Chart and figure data
============

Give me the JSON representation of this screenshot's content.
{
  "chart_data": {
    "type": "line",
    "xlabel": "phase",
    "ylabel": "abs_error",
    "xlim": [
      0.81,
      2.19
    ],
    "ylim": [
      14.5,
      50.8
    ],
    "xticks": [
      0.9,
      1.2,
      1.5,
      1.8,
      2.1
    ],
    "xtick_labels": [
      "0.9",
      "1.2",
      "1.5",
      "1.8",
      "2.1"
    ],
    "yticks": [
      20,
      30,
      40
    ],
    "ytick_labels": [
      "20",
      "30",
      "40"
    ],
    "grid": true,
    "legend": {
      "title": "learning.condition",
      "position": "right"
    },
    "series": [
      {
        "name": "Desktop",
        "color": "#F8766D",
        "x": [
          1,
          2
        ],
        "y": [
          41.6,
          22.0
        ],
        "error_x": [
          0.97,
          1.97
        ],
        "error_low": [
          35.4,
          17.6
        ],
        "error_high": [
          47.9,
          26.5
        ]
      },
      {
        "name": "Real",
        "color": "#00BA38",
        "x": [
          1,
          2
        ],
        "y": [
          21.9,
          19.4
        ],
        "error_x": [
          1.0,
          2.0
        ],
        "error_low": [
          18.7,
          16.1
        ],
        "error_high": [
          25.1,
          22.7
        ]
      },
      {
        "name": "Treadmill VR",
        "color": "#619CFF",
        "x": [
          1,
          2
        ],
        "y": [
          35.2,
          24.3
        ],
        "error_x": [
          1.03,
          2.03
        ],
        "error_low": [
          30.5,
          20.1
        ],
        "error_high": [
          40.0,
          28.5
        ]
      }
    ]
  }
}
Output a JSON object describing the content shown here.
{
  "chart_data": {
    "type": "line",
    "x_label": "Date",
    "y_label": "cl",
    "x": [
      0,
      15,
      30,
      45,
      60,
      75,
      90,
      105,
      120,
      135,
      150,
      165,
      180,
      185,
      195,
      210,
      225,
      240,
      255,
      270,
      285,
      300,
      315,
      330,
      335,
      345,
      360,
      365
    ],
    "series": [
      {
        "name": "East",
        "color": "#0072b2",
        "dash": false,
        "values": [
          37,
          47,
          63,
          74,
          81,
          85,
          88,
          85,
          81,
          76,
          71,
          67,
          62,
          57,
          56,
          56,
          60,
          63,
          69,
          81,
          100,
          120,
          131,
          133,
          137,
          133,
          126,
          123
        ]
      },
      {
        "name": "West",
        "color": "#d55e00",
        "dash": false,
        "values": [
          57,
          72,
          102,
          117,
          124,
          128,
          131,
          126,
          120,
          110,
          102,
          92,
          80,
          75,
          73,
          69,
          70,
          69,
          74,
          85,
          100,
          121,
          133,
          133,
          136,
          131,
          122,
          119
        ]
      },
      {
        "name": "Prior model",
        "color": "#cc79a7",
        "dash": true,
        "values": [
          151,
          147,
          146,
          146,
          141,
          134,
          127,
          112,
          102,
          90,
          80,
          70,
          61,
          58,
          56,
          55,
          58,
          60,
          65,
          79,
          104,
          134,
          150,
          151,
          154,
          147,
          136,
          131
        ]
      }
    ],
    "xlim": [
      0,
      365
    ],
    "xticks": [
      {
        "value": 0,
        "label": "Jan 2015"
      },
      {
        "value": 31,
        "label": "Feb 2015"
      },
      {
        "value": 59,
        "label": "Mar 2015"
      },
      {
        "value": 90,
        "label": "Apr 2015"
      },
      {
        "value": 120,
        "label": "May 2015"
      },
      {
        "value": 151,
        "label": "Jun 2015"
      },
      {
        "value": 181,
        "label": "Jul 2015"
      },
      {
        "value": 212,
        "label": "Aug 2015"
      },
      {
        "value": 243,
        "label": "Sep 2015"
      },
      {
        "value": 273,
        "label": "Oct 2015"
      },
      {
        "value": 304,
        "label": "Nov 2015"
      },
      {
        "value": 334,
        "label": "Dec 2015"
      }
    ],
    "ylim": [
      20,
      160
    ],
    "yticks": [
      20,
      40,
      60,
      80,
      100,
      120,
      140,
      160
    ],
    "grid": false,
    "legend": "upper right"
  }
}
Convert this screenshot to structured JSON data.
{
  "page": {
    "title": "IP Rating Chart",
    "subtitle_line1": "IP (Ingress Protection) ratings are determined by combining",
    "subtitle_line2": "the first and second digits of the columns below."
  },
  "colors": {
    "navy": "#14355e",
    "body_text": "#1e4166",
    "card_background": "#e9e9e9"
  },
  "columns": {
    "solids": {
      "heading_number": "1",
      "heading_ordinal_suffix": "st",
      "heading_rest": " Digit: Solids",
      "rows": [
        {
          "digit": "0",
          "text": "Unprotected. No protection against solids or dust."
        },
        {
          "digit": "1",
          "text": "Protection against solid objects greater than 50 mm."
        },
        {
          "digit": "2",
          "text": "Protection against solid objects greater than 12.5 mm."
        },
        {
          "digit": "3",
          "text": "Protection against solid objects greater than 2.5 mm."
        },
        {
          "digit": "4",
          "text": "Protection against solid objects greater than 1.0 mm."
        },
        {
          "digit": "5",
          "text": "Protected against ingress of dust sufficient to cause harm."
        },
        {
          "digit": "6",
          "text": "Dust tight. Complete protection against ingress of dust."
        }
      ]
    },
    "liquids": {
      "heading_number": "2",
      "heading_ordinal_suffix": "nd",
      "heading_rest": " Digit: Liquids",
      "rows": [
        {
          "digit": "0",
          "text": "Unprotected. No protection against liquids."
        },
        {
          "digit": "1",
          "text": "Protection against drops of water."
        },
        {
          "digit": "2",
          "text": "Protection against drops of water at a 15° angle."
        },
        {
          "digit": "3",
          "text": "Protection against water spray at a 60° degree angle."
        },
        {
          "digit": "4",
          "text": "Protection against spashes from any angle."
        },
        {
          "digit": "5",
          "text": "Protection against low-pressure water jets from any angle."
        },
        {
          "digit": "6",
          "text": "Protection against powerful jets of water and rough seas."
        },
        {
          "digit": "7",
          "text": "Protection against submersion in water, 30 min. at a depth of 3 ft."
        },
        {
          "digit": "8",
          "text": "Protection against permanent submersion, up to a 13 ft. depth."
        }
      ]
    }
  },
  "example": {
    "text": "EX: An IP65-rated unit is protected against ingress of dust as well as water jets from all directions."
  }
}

============

Required task:
Transcribe all lines as written.

Response:
Give me the JSON representation of this screenshot's content.
{
  "chart_data": {
    "type": "line",
    "xlabel": "phase",
    "ylabel": "abs_error",
    "xlim": [
      0.81,
      2.19
    ],
    "ylim": [
      14.5,
      50.8
    ],
    "xticks": [
      0.9,
      1.2,
      1.5,
      1.8,
      2.1
    ],
    "xtick_labels": [
      "0.9",
      "1.2",
      "1.5",
      "1.8",
      "2.1"
    ],
    "yticks": [
      20,
      30,
      40
    ],
    "ytick_labels": [
      "20",
      "30",
      "40"
    ],
    "grid": true,
    "legend": {
      "title": "learning.condition",
      "position": "right"
    },
    "series": [
      {
        "name": "Desktop",
        "color": "#F8766D",
        "x": [
          1,
          2
        ],
        "y": [
          41.6,
          22.0
        ],
        "error_x": [
          0.97,
          1.97
        ],
        "error_low": [
          35.4,
          17.6
        ],
        "error_high": [
          47.9,
          26.5
        ]
      },
      {
        "name": "Real",
        "color": "#00BA38",
        "x": [
          1,
          2
        ],
        "y": [
          21.9,
          19.4
        ],
        "error_x": [
          1.0,
          2.0
        ],
        "error_low": [
          18.7,
          16.1
        ],
        "error_high": [
          25.1,
          22.7
        ]
      },
      {
        "name": "Treadmill VR",
        "color": "#619CFF",
        "x": [
          1,
          2
        ],
        "y": [
          35.2,
          24.3
        ],
        "error_x": [
          1.03,
          2.03
        ],
        "error_low": [
          30.5,
          20.1
        ],
        "error_high": [
          40.0,
          28.5
        ]
      }
    ]
  }
}
Output a JSON object describing the content shown here.
{
  "chart_data": {
    "type": "line",
    "x_label": "Date",
    "y_label": "cl",
    "x": [
      0,
      15,
      30,
      45,
      60,
      75,
      90,
      105,
      120,
      135,
      150,
      165,
      180,
      185,
      195,
      210,
      225,
      240,
      255,
      270,
      285,
      300,
      315,
      330,
      335,
      345,
      360,
      365
    ],
    "series": [
      {
        "name": "East",
        "color": "#0072b2",
        "dash": false,
        "values": [
          37,
          47,
          63,
          74,
          81,
          85,
          88,
          85,
          81,
          76,
          71,
          67,
          62,
          57,
          56,
          56,
          60,
          63,
          69,
          81,
          100,
          120,
          131,
          133,
          137,
          133,
          126,
          123
        ]
      },
      {
        "name": "West",
        "color": "#d55e00",
        "dash": false,
        "values": [
          57,
          72,
          102,
          117,
          124,
          128,
          131,
          126,
          120,
          110,
          102,
          92,
          80,
          75,
          73,
          69,
          70,
          69,
          74,
          85,
          100,
          121,
          133,
          133,
          136,
          131,
          122,
          119
        ]
      },
      {
        "name": "Prior model",
        "color": "#cc79a7",
        "dash": true,
        "values": [
          151,
          147,
          146,
          146,
          141,
          134,
          127,
          112,
          102,
          90,
          80,
          70,
          61,
          58,
          56,
          55,
          58,
          60,
          65,
          79,
          104,
          134,
          150,
          151,
          154,
          147,
          136,
          131
        ]
      }
    ],
    "xlim": [
      0,
      365
    ],
    "xticks": [
      {
        "value": 0,
        "label": "Jan 2015"
      },
      {
        "value": 31,
        "label": "Feb 2015"
      },
      {
        "value": 59,
        "label": "Mar 2015"
      },
      {
        "value": 90,
        "label": "Apr 2015"
      },
      {
        "value": 120,
        "label": "May 2015"
      },
      {
        "value": 151,
        "label": "Jun 2015"
      },
      {
        "value": 181,
        "label": "Jul 2015"
      },
      {
        "value": 212,
        "label": "Aug 2015"
      },
      {
        "value": 243,
        "label": "Sep 2015"
      },
      {
        "value": 273,
        "label": "Oct 2015"
      },
      {
        "value": 304,
        "label": "Nov 2015"
      },
      {
        "value": 334,
        "label": "Dec 2015"
      }
    ],
    "ylim": [
      20,
      160
    ],
    "yticks": [
      20,
      40,
      60,
      80,
      100,
      120,
      140,
      160
    ],
    "grid": false,
    "legend": "upper right"
  }
}
Convert this screenshot to structured JSON data.
{
  "page": {
    "title": "IP Rating Chart",
    "subtitle_line1": "IP (Ingress Protection) ratings are determined by combining",
    "subtitle_line2": "the first and second digits of the columns below."
  },
  "colors": {
    "navy": "#14355e",
    "body_text": "#1e4166",
    "card_background": "#e9e9e9"
  },
  "columns": {
    "solids": {
      "heading_number": "1",
      "heading_ordinal_suffix": "st",
      "heading_rest": " Digit: Solids",
      "rows": [
        {
          "digit": "0",
          "text": "Unprotected. No protection against solids or dust."
        },
        {
          "digit": "1",
          "text": "Protection against solid objects greater than 50 mm."
        },
        {
          "digit": "2",
          "text": "Protection against solid objects greater than 12.5 mm."
        },
        {
          "digit": "3",
          "text": "Protection against solid objects greater than 2.5 mm."
        },
        {
          "digit": "4",
          "text": "Protection against solid objects greater than 1.0 mm."
        },
        {
          "digit": "5",
          "text": "Protected against ingress of dust sufficient to cause harm."
        },
        {
          "digit": "6",
          "text": "Dust tight. Complete protection against ingress of dust."
        }
      ]
    },
    "liquids": {
      "heading_number": "2",
      "heading_ordinal_suffix": "nd",
      "heading_rest": " Digit: Liquids",
      "rows": [
        {
          "digit": "0",
          "text": "Unprotected. No protection against liquids."
        },
        {
          "digit": "1",
          "text": "Protection against drops of water."
        },
        {
          "digit": "2",
          "text": "Protection against drops of water at a 15° angle."
        },
        {
          "digit": "3",
          "text": "Protection against water spray at a 60° degree angle."
        },
        {
          "digit": "4",
          "text": "Protection against spashes from any angle."
        },
        {
          "digit": "5",
          "text": "Protection against low-pressure water jets from any angle."
        },
        {
          "digit": "6",
          "text": "Protection against powerful jets of water and rough seas."
        },
        {
          "digit": "7",
          "text": "Protection against submersion in water, 30 min. at a depth of 3 ft."
        },
        {
          "digit": "8",
          "text": "Protection against permanent submersion, up to a 13 ft. depth."
        }
      ]
    }
  },
  "example": {
    "text": "EX: An IP65-rated unit is protected against ingress of dust as well as water jets from all directions."
  }
}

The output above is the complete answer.